**Problem requirements**
Report how many lines below contain the word "xlabel". Give only the number.

[Dataset rows about figures]
+++

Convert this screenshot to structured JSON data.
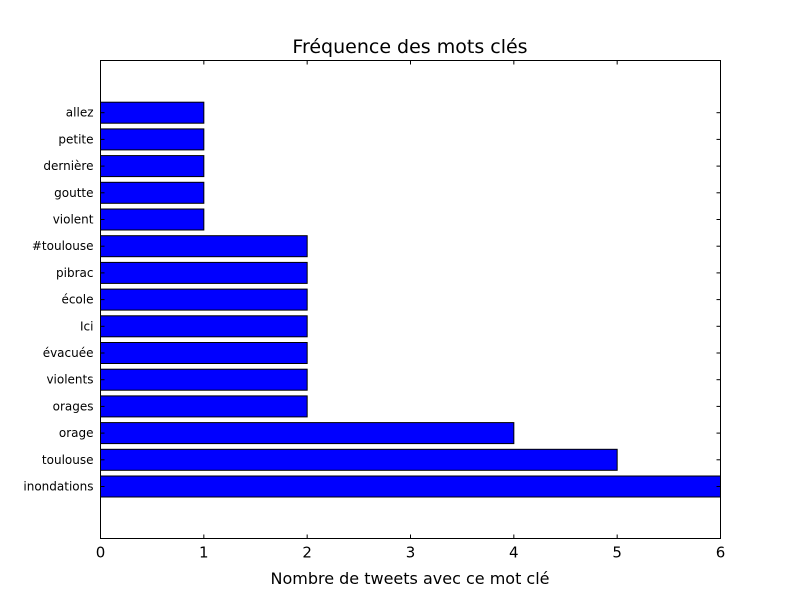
{
  "chart_data": {
    "type": "bar",
    "orientation": "horizontal",
    "title": "Fréquence des mots clés",
    "xlabel": "Nombre de tweets avec ce mot clé",
    "ylabel": "",
    "xlim": [
      0,
      6
    ],
    "xticks": [
      "0",
      "1",
      "2",
      "3",
      "4",
      "5",
      "6"
    ],
    "grid": false,
    "bar_color": "#0000ff",
    "categories": [
      "inondations",
      "toulouse",
      "orage",
      "orages",
      "violents",
      "évacuée",
      "Ici",
      "école",
      "pibrac",
      "#toulouse",
      "violent",
      "goutte",
      "dernière",
      "petite",
      "allez"
    ],
    "values": [
      6,
      5,
      4,
      2,
      2,
      2,
      2,
      2,
      2,
      2,
      1,
      1,
      1,
      1,
      1
    ]
  }
}
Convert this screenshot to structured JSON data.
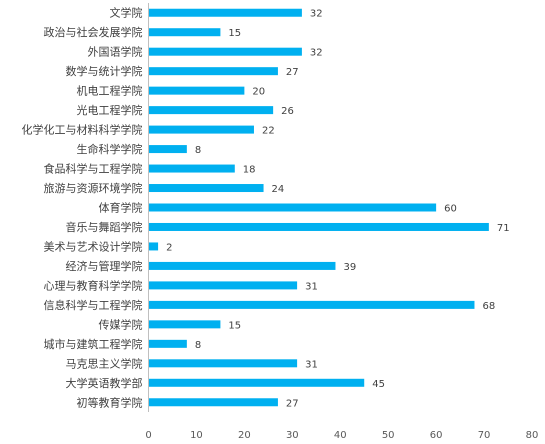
{
  "chart_data": {
    "type": "bar",
    "orientation": "horizontal",
    "title": "",
    "xlabel": "",
    "ylabel": "",
    "xlim": [
      0,
      80
    ],
    "x_ticks": [
      0,
      10,
      20,
      30,
      40,
      50,
      60,
      70,
      80
    ],
    "grid": false,
    "legend": "none",
    "bar_color": "#00b0f0",
    "categories": [
      "文学院",
      "政治与社会发展学院",
      "外国语学院",
      "数学与统计学院",
      "机电工程学院",
      "光电工程学院",
      "化学化工与材料科学学院",
      "生命科学学院",
      "食品科学与工程学院",
      "旅游与资源环境学院",
      "体育学院",
      "音乐与舞蹈学院",
      "美术与艺术设计学院",
      "经济与管理学院",
      "心理与教育科学学院",
      "信息科学与工程学院",
      "传媒学院",
      "城市与建筑工程学院",
      "马克思主义学院",
      "大学英语教学部",
      "初等教育学院"
    ],
    "values": [
      32,
      15,
      32,
      27,
      20,
      26,
      22,
      8,
      18,
      24,
      60,
      71,
      2,
      39,
      31,
      68,
      15,
      8,
      31,
      45,
      27
    ]
  }
}
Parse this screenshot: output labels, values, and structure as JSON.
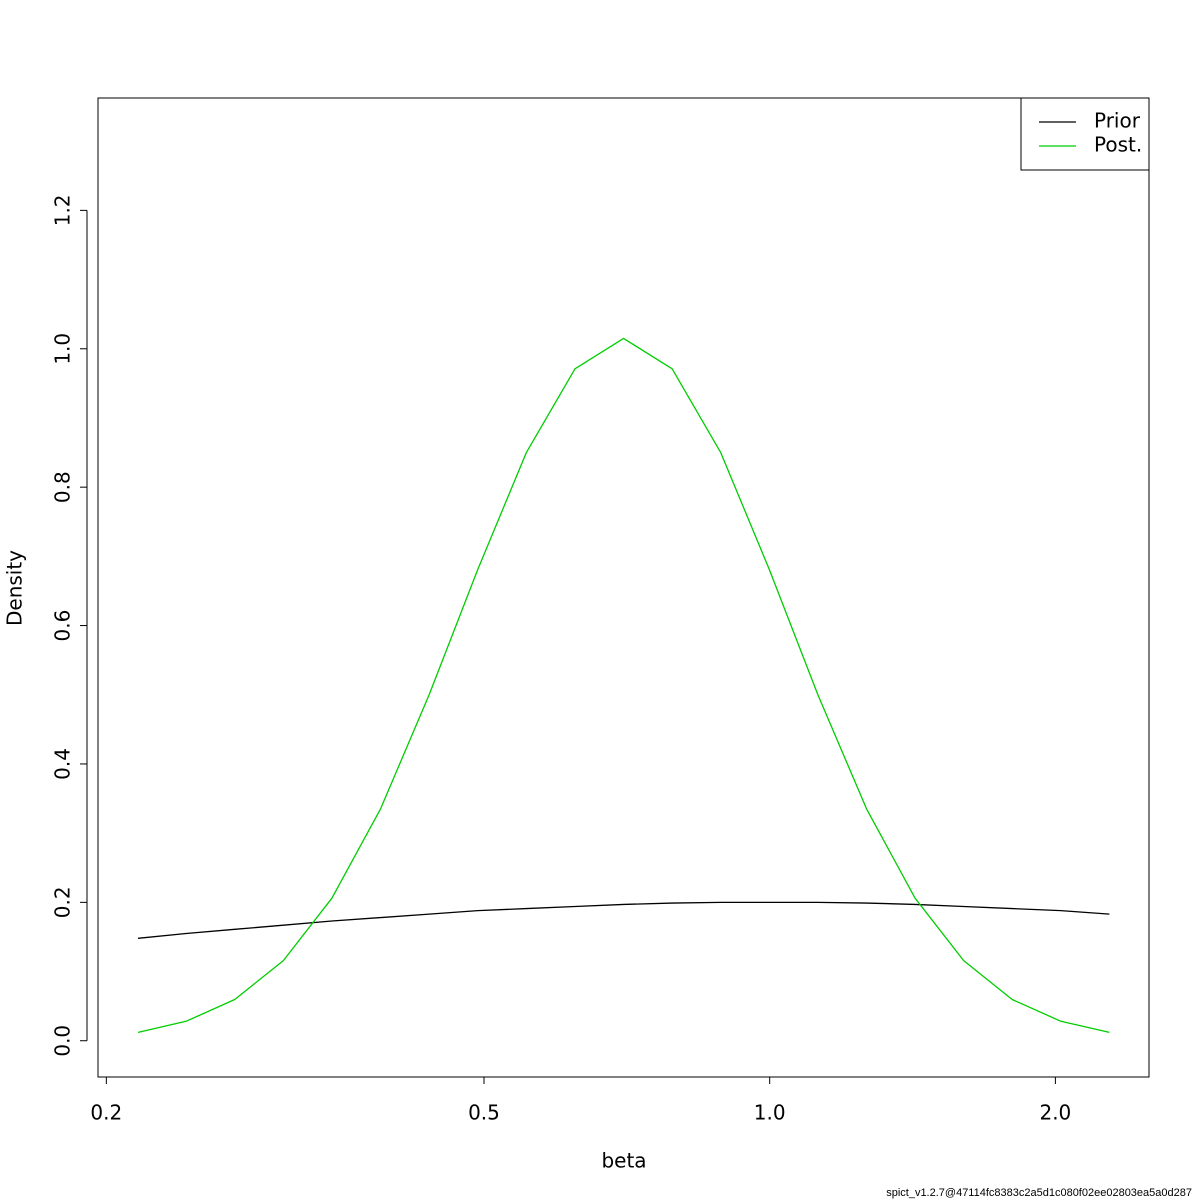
{
  "chart_data": {
    "type": "line",
    "xlabel": "beta",
    "ylabel": "Density",
    "footnote": "spict_v1.2.7@47114fc8383c2a5d1c080f02ee02803ea5a0d287",
    "x": [
      0.216,
      0.2427,
      0.2731,
      0.3073,
      0.3457,
      0.389,
      0.4377,
      0.4925,
      0.5541,
      0.6235,
      0.7015,
      0.7893,
      0.888,
      0.9991,
      1.124,
      1.265,
      1.423,
      1.601,
      1.801,
      2.027,
      2.28
    ],
    "series": [
      {
        "name": "Prior",
        "color": "#000000",
        "values": [
          0.148,
          0.155,
          0.161,
          0.167,
          0.173,
          0.178,
          0.183,
          0.188,
          0.191,
          0.194,
          0.197,
          0.199,
          0.2,
          0.2,
          0.2,
          0.199,
          0.197,
          0.194,
          0.191,
          0.188,
          0.183
        ]
      },
      {
        "name": "Post.",
        "color": "#00cd00",
        "values": [
          0.0121,
          0.0281,
          0.0596,
          0.1158,
          0.206,
          0.335,
          0.5,
          0.681,
          0.85,
          0.971,
          1.015,
          0.971,
          0.85,
          0.681,
          0.5,
          0.335,
          0.206,
          0.1158,
          0.0596,
          0.0281,
          0.0121
        ]
      }
    ],
    "xlog": true,
    "xlim": [
      0.196,
      2.51
    ],
    "xticks": [
      0.2,
      0.5,
      {
        "value": 1,
        "label": "1.0"
      },
      {
        "value": 2,
        "label": "2.0"
      }
    ],
    "ylim": [
      -0.0524,
      1.3624
    ],
    "yticks": [
      {
        "value": 0,
        "label": "0.0"
      },
      0.2,
      0.4,
      0.6,
      0.8,
      {
        "value": 1,
        "label": "1.0"
      },
      1.2
    ],
    "legend": "top-right"
  }
}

+++

**Correct output**
3